start Record list
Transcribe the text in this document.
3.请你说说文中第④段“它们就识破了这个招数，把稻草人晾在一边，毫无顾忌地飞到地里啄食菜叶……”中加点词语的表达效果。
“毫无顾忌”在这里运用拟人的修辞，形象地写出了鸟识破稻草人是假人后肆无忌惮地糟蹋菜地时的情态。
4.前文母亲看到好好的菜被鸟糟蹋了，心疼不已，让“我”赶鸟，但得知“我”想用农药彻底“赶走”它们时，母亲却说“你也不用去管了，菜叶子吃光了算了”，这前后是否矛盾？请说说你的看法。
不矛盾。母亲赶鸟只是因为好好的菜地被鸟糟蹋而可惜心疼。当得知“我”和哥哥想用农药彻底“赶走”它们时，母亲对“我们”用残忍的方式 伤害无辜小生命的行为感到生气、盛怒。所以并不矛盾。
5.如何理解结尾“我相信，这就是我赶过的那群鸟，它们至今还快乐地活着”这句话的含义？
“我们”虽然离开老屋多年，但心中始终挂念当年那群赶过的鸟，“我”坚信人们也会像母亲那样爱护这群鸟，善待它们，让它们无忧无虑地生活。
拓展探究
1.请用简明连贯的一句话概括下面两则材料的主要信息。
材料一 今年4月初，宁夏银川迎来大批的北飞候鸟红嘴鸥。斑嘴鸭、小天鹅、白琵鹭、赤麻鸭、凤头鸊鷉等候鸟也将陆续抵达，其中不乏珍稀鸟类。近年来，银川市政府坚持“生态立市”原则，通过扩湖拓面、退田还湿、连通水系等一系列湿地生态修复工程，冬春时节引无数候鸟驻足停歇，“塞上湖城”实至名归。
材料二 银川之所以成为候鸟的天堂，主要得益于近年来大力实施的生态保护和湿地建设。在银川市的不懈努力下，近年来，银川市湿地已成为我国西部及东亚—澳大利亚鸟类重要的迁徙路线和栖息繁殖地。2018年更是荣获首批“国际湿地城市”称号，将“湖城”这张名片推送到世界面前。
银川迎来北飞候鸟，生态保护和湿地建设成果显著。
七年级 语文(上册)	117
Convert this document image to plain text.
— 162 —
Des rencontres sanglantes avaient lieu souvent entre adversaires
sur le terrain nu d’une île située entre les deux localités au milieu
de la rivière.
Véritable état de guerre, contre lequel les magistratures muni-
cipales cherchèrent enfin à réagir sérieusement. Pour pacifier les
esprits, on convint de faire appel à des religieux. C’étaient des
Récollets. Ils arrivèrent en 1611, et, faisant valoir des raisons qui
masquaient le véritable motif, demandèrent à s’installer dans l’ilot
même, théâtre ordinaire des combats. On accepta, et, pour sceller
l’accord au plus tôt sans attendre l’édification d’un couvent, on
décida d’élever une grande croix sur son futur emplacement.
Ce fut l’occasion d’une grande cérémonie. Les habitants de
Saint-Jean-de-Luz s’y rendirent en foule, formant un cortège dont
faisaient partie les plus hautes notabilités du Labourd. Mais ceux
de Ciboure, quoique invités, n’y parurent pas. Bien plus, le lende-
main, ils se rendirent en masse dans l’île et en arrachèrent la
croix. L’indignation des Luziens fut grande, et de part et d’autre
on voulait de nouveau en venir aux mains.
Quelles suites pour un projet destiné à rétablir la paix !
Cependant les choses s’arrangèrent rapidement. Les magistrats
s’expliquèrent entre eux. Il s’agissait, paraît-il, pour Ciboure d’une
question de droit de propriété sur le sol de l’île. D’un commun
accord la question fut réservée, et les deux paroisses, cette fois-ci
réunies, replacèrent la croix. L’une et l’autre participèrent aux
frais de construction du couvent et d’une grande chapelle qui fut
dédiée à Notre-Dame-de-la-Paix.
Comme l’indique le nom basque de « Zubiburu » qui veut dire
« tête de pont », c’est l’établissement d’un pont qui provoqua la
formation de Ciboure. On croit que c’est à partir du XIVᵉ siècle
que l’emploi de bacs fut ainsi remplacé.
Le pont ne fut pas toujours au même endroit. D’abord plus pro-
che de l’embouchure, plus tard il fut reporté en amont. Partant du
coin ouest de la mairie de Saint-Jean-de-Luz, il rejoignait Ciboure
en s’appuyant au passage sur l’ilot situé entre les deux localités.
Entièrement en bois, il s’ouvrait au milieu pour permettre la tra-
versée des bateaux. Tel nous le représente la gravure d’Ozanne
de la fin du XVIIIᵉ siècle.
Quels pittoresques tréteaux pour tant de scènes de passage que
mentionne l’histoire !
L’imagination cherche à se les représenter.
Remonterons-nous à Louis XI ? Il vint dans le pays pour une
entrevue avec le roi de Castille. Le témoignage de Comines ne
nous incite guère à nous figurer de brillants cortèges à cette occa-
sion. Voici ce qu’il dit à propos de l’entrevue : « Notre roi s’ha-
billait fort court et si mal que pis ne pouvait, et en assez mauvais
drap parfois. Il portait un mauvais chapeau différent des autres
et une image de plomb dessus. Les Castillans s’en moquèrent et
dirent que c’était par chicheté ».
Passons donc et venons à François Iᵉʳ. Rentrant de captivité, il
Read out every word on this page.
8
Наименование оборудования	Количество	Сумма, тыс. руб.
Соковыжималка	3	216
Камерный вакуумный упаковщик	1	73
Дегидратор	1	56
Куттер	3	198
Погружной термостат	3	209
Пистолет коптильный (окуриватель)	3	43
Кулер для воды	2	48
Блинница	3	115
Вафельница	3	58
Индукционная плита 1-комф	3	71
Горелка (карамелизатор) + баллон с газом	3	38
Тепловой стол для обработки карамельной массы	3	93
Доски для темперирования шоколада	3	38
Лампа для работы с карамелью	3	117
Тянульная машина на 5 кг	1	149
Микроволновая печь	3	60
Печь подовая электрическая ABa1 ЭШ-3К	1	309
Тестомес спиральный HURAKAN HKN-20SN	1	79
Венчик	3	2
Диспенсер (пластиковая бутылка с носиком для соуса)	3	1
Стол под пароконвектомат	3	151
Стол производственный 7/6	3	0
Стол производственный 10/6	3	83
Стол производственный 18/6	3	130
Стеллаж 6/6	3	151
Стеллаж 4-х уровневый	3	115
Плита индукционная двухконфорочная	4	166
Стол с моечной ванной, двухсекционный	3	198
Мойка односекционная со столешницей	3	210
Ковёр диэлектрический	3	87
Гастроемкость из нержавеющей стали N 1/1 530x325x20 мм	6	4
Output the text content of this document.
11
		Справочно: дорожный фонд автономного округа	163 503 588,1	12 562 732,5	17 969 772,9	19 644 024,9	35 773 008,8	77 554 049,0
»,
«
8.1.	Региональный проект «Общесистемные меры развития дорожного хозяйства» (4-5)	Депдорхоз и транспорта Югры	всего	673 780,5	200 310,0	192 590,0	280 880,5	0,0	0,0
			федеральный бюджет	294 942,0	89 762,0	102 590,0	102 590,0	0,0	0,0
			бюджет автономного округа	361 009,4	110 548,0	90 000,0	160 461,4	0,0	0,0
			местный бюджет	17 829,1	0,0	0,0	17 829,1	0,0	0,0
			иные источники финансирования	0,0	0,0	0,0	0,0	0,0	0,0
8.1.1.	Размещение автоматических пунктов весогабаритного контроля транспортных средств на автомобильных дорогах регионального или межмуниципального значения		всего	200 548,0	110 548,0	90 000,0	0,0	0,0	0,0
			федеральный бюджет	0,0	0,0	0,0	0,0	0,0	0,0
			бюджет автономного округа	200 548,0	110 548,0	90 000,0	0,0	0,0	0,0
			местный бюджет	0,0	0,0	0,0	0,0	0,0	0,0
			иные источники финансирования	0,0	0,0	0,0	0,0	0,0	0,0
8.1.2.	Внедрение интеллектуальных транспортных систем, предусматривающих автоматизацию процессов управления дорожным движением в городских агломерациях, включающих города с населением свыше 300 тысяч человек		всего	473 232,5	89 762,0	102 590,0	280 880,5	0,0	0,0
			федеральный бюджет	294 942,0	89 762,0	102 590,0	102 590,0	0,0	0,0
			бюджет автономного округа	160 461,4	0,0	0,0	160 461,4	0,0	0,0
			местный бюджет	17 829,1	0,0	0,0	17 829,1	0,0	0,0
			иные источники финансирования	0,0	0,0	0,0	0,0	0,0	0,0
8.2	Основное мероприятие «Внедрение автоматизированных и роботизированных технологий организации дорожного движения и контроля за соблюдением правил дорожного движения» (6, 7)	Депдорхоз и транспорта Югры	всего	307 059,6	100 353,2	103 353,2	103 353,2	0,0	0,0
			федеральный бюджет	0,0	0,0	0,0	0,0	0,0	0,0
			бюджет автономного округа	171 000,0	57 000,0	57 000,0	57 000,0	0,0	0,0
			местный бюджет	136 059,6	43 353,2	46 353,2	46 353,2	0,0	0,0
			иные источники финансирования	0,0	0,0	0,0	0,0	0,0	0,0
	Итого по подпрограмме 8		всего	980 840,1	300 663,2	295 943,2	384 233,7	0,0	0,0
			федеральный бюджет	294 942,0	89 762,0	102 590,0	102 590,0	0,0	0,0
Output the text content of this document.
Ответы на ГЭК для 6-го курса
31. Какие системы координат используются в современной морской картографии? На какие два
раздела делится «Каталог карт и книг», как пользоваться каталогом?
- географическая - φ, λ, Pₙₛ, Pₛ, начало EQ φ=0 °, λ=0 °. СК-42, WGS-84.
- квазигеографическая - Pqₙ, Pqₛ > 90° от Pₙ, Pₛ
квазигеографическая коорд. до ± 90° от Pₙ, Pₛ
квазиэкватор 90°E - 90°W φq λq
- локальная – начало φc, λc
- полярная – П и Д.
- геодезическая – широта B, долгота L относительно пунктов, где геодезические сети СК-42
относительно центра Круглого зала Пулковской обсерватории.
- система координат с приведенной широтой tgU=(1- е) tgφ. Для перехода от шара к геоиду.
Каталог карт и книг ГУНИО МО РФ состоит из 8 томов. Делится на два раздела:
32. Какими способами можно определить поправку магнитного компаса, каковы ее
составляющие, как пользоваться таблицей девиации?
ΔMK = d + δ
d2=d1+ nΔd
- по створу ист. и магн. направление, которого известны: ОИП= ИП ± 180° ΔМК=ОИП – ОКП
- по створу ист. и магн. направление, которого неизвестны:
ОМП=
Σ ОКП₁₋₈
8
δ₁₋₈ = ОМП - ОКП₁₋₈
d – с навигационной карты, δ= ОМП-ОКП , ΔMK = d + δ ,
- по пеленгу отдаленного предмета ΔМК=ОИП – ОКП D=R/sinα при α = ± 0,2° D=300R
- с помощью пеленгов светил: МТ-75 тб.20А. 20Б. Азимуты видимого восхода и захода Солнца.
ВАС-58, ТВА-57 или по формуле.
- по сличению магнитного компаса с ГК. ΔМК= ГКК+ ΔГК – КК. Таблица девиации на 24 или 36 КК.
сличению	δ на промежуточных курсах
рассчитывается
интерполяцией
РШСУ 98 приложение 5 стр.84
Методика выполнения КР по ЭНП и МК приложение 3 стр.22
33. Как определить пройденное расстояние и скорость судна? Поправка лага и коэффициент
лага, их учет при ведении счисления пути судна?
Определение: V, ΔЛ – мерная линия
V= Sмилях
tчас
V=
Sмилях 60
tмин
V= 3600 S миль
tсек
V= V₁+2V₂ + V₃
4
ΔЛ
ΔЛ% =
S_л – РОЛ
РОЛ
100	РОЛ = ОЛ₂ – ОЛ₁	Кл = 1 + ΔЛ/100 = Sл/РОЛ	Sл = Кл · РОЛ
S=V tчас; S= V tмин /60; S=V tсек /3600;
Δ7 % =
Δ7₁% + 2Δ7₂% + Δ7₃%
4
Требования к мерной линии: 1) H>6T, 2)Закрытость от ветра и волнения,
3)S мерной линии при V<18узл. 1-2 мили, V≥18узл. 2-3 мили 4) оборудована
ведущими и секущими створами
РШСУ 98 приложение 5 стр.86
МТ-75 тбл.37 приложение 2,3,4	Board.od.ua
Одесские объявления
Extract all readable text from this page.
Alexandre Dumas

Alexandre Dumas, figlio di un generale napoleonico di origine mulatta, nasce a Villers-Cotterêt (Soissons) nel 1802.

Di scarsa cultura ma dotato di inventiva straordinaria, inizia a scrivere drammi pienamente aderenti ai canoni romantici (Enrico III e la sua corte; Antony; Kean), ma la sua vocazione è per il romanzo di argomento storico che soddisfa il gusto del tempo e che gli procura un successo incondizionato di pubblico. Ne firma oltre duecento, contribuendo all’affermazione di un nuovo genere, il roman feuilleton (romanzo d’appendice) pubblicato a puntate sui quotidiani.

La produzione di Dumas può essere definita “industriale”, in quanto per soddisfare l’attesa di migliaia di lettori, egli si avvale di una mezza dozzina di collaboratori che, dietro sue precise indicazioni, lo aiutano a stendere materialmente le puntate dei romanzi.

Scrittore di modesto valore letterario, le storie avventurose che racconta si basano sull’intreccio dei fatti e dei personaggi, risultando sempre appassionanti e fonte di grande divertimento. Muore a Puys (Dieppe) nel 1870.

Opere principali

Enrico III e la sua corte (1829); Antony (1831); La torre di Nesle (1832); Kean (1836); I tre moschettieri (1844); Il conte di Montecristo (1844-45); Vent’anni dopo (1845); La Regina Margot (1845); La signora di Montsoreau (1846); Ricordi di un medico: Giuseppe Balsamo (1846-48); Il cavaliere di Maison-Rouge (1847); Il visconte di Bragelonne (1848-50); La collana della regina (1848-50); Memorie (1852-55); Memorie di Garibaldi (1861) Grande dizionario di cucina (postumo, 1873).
end Record list
Exercise instructions:
Every line in the data that holds "магнитного" should be copied out.

Exercise result:
32. Какими способами можно определить поправку магнитного компаса, каковы ее
- по сличению магнитного компаса с ГК. ΔМК= ГКК+ ΔГК – КК. Таблица девиации на 24 или 36 КК.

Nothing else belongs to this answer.